» Job: Where a line of the listing below includes the word "Convert", reproduce that line.

(Dataset records on visual material)
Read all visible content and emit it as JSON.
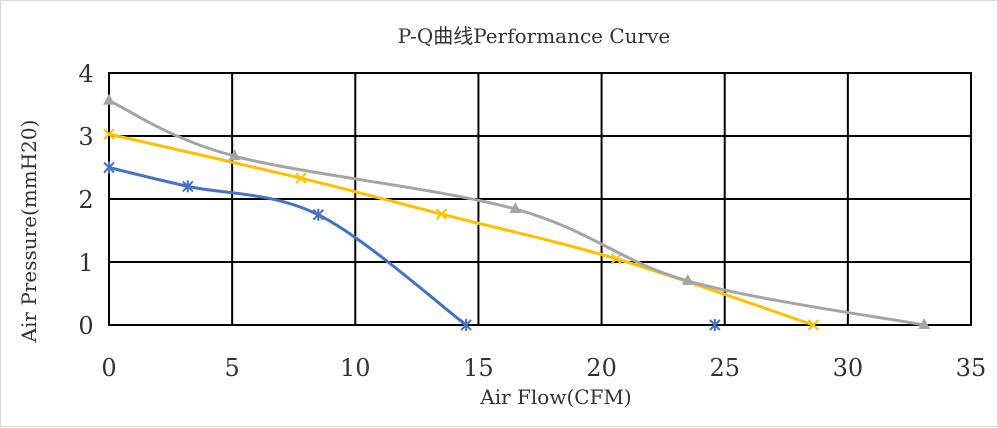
{
  "chart_data": {
    "type": "line",
    "title": "P-Q曲线Performance Curve",
    "xlabel": "Air Flow(CFM)",
    "ylabel": "Air Pressure(mmH20)",
    "xlim": [
      0,
      35
    ],
    "ylim": [
      0,
      4
    ],
    "xticks": [
      0,
      5,
      10,
      15,
      20,
      25,
      30,
      35
    ],
    "yticks": [
      0,
      1,
      2,
      3,
      4
    ],
    "grid": true,
    "legend": "none",
    "smooth": true,
    "series": [
      {
        "name": "series-blue",
        "color": "#4472c4",
        "marker": "asterisk",
        "x": [
          0,
          3.2,
          8.5,
          14.5
        ],
        "y": [
          2.5,
          2.2,
          1.75,
          0
        ],
        "isolated_x": [
          24.6
        ],
        "isolated_y": [
          0
        ]
      },
      {
        "name": "series-yellow",
        "color": "#ffc000",
        "marker": "x",
        "x": [
          0,
          7.8,
          13.5,
          20.6,
          28.6
        ],
        "y": [
          3.03,
          2.33,
          1.76,
          1.05,
          0
        ]
      },
      {
        "name": "series-gray",
        "color": "#a5a5a5",
        "marker": "triangle",
        "x": [
          0,
          5.1,
          16.5,
          23.5,
          33.1
        ],
        "y": [
          3.56,
          2.68,
          1.84,
          0.7,
          0
        ]
      }
    ]
  }
}
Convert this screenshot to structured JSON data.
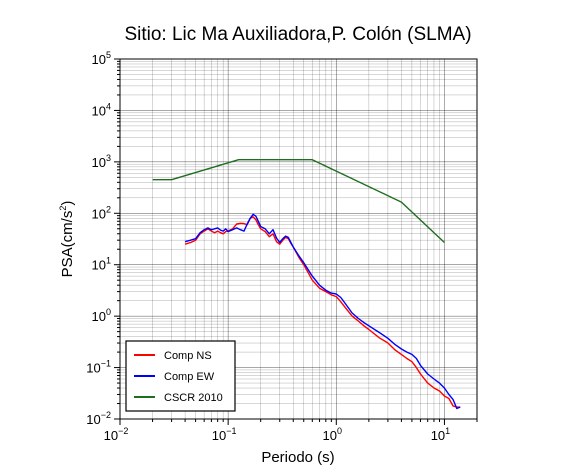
{
  "chart_data": {
    "type": "line",
    "title": "Sitio: Lic Ma Auxiliadora,P. Colón (SLMA)",
    "xlabel": "Periodo (s)",
    "ylabel_base": "PSA(cm/s",
    "ylabel_sup": "2",
    "ylabel_close": ")",
    "x_scale": "log",
    "y_scale": "log",
    "xlim": [
      0.01,
      20
    ],
    "ylim": [
      0.01,
      100000
    ],
    "grid": true,
    "legend_position": "bottom-left",
    "x_ticks": [
      {
        "value": 0.01,
        "base": "10",
        "exp": "−2"
      },
      {
        "value": 0.1,
        "base": "10",
        "exp": "−1"
      },
      {
        "value": 1,
        "base": "10",
        "exp": "0"
      },
      {
        "value": 10,
        "base": "10",
        "exp": "1"
      }
    ],
    "y_ticks": [
      {
        "value": 0.01,
        "base": "10",
        "exp": "−2"
      },
      {
        "value": 0.1,
        "base": "10",
        "exp": "−1"
      },
      {
        "value": 1,
        "base": "10",
        "exp": "0"
      },
      {
        "value": 10,
        "base": "10",
        "exp": "1"
      },
      {
        "value": 100,
        "base": "10",
        "exp": "2"
      },
      {
        "value": 1000,
        "base": "10",
        "exp": "3"
      },
      {
        "value": 10000,
        "base": "10",
        "exp": "4"
      },
      {
        "value": 100000,
        "base": "10",
        "exp": "5"
      }
    ],
    "series": [
      {
        "name": "Comp NS",
        "color": "#ff0000",
        "x": [
          0.04,
          0.045,
          0.05,
          0.055,
          0.06,
          0.065,
          0.07,
          0.075,
          0.08,
          0.085,
          0.09,
          0.095,
          0.1,
          0.11,
          0.12,
          0.13,
          0.14,
          0.15,
          0.16,
          0.17,
          0.18,
          0.19,
          0.2,
          0.22,
          0.24,
          0.26,
          0.28,
          0.3,
          0.32,
          0.34,
          0.36,
          0.38,
          0.4,
          0.45,
          0.5,
          0.55,
          0.6,
          0.7,
          0.8,
          0.9,
          1.0,
          1.1,
          1.2,
          1.4,
          1.6,
          1.8,
          2.0,
          2.5,
          3.0,
          3.5,
          4.0,
          4.5,
          5.0,
          5.5,
          6.0,
          7.0,
          8.0,
          9.0,
          10.0,
          11.0,
          12.0,
          13.0,
          14.0
        ],
        "y": [
          25,
          27,
          30,
          40,
          45,
          50,
          45,
          42,
          45,
          42,
          40,
          44,
          45,
          50,
          62,
          64,
          63,
          60,
          80,
          85,
          75,
          60,
          50,
          44,
          35,
          40,
          28,
          25,
          30,
          34,
          32,
          26,
          22,
          14,
          10,
          7,
          5,
          3.5,
          3,
          2.6,
          2.4,
          1.9,
          1.5,
          1.0,
          0.8,
          0.65,
          0.55,
          0.38,
          0.3,
          0.22,
          0.18,
          0.15,
          0.13,
          0.1,
          0.075,
          0.05,
          0.04,
          0.035,
          0.028,
          0.025,
          0.018,
          0.017,
          0.017
        ]
      },
      {
        "name": "Comp EW",
        "color": "#0000ff",
        "x": [
          0.04,
          0.045,
          0.05,
          0.055,
          0.06,
          0.065,
          0.07,
          0.075,
          0.08,
          0.085,
          0.09,
          0.095,
          0.1,
          0.11,
          0.12,
          0.13,
          0.14,
          0.15,
          0.16,
          0.17,
          0.18,
          0.19,
          0.2,
          0.22,
          0.24,
          0.26,
          0.28,
          0.3,
          0.32,
          0.34,
          0.36,
          0.38,
          0.4,
          0.45,
          0.5,
          0.55,
          0.6,
          0.7,
          0.8,
          0.9,
          1.0,
          1.1,
          1.2,
          1.4,
          1.6,
          1.8,
          2.0,
          2.5,
          3.0,
          3.5,
          4.0,
          4.5,
          5.0,
          5.5,
          6.0,
          7.0,
          8.0,
          9.0,
          10.0,
          11.0,
          12.0,
          13.0,
          14.0
        ],
        "y": [
          28,
          30,
          32,
          42,
          48,
          52,
          48,
          50,
          52,
          47,
          45,
          50,
          44,
          48,
          52,
          48,
          45,
          62,
          80,
          95,
          88,
          70,
          55,
          50,
          40,
          48,
          33,
          27,
          32,
          36,
          34,
          27,
          22,
          15,
          11,
          8,
          6,
          4,
          3.2,
          2.8,
          2.7,
          2.3,
          1.8,
          1.15,
          0.9,
          0.75,
          0.65,
          0.48,
          0.37,
          0.28,
          0.23,
          0.2,
          0.18,
          0.15,
          0.11,
          0.075,
          0.06,
          0.05,
          0.04,
          0.03,
          0.024,
          0.016,
          0.017
        ]
      },
      {
        "name": "CSCR 2010",
        "color": "#1f6e1f",
        "x": [
          0.02,
          0.03,
          0.125,
          0.6,
          4.0,
          10.0
        ],
        "y": [
          450,
          450,
          1100,
          1100,
          165,
          27
        ]
      }
    ]
  }
}
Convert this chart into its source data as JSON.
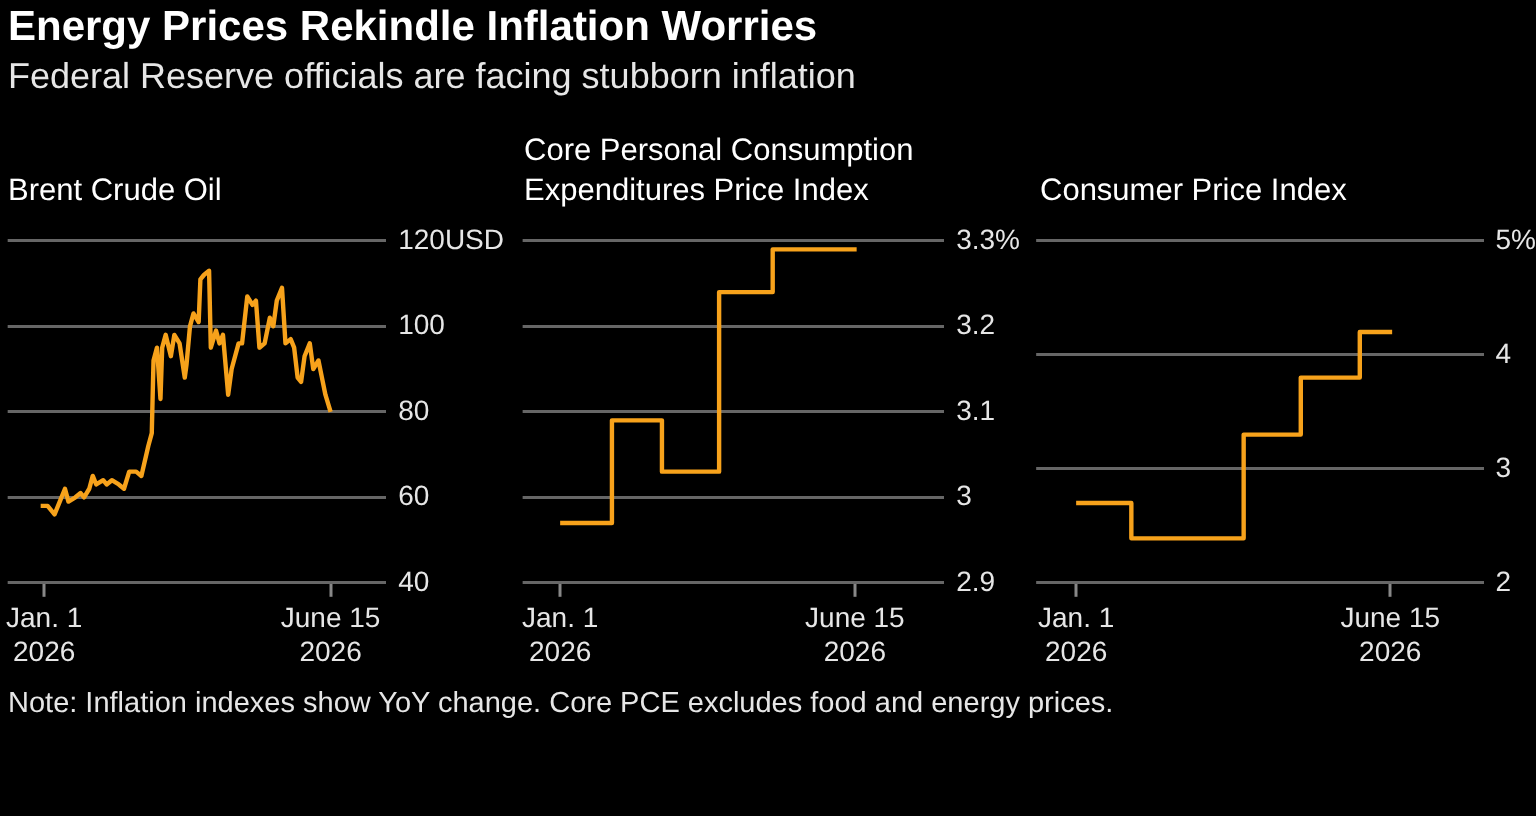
{
  "chart_data": [
    {
      "type": "other",
      "title": "Energy Prices Rekindle Inflation Worries",
      "subtitle": "Federal Reserve officials are facing stubborn inflation",
      "annotations": [
        "Note: Inflation indexes show YoY change. Core PCE excludes food and energy prices."
      ]
    },
    {
      "type": "line",
      "title": "Brent Crude Oil",
      "x": [
        "2025-12-30",
        "2026-01-03",
        "2026-01-05",
        "2026-01-07",
        "2026-01-10",
        "2026-01-13",
        "2026-01-15",
        "2026-01-19",
        "2026-01-22",
        "2026-01-24",
        "2026-01-27",
        "2026-01-29",
        "2026-01-31",
        "2026-02-04",
        "2026-02-06",
        "2026-02-09",
        "2026-02-13",
        "2026-02-16",
        "2026-02-19",
        "2026-02-23",
        "2026-02-26",
        "2026-03-02",
        "2026-03-04",
        "2026-03-05",
        "2026-03-07",
        "2026-03-09",
        "2026-03-10",
        "2026-03-12",
        "2026-03-15",
        "2026-03-17",
        "2026-03-20",
        "2026-03-23",
        "2026-03-24",
        "2026-03-26",
        "2026-03-28",
        "2026-03-31",
        "2026-04-01",
        "2026-04-03",
        "2026-04-06",
        "2026-04-07",
        "2026-04-10",
        "2026-04-12",
        "2026-04-14",
        "2026-04-17",
        "2026-04-19",
        "2026-04-23",
        "2026-04-25",
        "2026-04-28",
        "2026-05-01",
        "2026-05-03",
        "2026-05-05",
        "2026-05-08",
        "2026-05-11",
        "2026-05-13",
        "2026-05-15",
        "2026-05-18",
        "2026-05-20",
        "2026-05-23",
        "2026-05-25",
        "2026-05-27",
        "2026-05-29",
        "2026-05-31",
        "2026-06-03",
        "2026-06-05",
        "2026-06-08",
        "2026-06-10",
        "2026-06-12",
        "2026-06-15"
      ],
      "series": [
        {
          "color": "#f7a21b",
          "values": [
            58,
            58,
            57,
            56,
            59,
            62,
            59,
            60,
            61,
            60,
            62,
            65,
            63,
            64,
            63,
            64,
            63,
            62,
            66,
            66,
            65,
            72,
            75,
            92,
            95,
            83,
            95,
            98,
            93,
            98,
            96,
            88,
            91,
            100,
            103,
            101,
            111,
            112,
            113,
            95,
            99,
            96,
            98,
            84,
            90,
            96,
            96,
            107,
            105,
            106,
            95,
            96,
            102,
            100,
            106,
            109,
            96,
            97,
            95,
            88,
            87,
            93,
            96,
            90,
            92,
            88,
            84,
            80
          ]
        }
      ],
      "xlim": [
        "2025-12-11",
        "2026-07-17"
      ],
      "xticks": [
        {
          "value": "2026-01-01",
          "label": "Jan. 1\n2026"
        },
        {
          "value": "2026-06-15",
          "label": "June 15\n2026"
        }
      ],
      "ylim": [
        40,
        120
      ],
      "yticks": [
        40,
        60,
        80,
        100,
        {
          "value": 120,
          "label": "120USD"
        }
      ],
      "grid": "y"
    },
    {
      "type": "step",
      "title": "Core Personal Consumption\nExpenditures Price Index",
      "x": [
        "2026-01-01",
        "2026-01-30",
        "2026-02-27",
        "2026-03-31",
        "2026-04-30",
        "2026-06-16"
      ],
      "series": [
        {
          "color": "#f7a21b",
          "values": [
            2.97,
            3.09,
            3.03,
            3.24,
            3.29,
            3.29
          ]
        }
      ],
      "xlim": [
        "2025-12-11",
        "2026-08-04"
      ],
      "xticks": [
        {
          "value": "2026-01-01",
          "label": "Jan. 1\n2026"
        },
        {
          "value": "2026-06-15",
          "label": "June 15\n2026"
        }
      ],
      "ylim": [
        2.9,
        3.3
      ],
      "yticks": [
        2.9,
        3.0,
        3.1,
        3.2,
        {
          "value": 3.3,
          "label": "3.3%"
        }
      ],
      "grid": "y"
    },
    {
      "type": "step",
      "title": "Consumer Price Index",
      "x": [
        "2026-01-01",
        "2026-01-30",
        "2026-03-30",
        "2026-04-29",
        "2026-05-30",
        "2026-06-16"
      ],
      "series": [
        {
          "color": "#f7a21b",
          "values": [
            2.7,
            2.39,
            3.3,
            3.8,
            4.2,
            4.2
          ]
        }
      ],
      "xlim": [
        "2025-12-11",
        "2026-08-03"
      ],
      "xticks": [
        {
          "value": "2026-01-01",
          "label": "Jan. 1\n2026"
        },
        {
          "value": "2026-06-15",
          "label": "June 15\n2026"
        }
      ],
      "ylim": [
        2,
        5
      ],
      "yticks": [
        2,
        3,
        4,
        {
          "value": 5,
          "label": "5%"
        }
      ],
      "grid": "y"
    }
  ]
}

» Complete output:
Convert this screenshot to structured JSON data.
Convert this chart into its source data as JSON.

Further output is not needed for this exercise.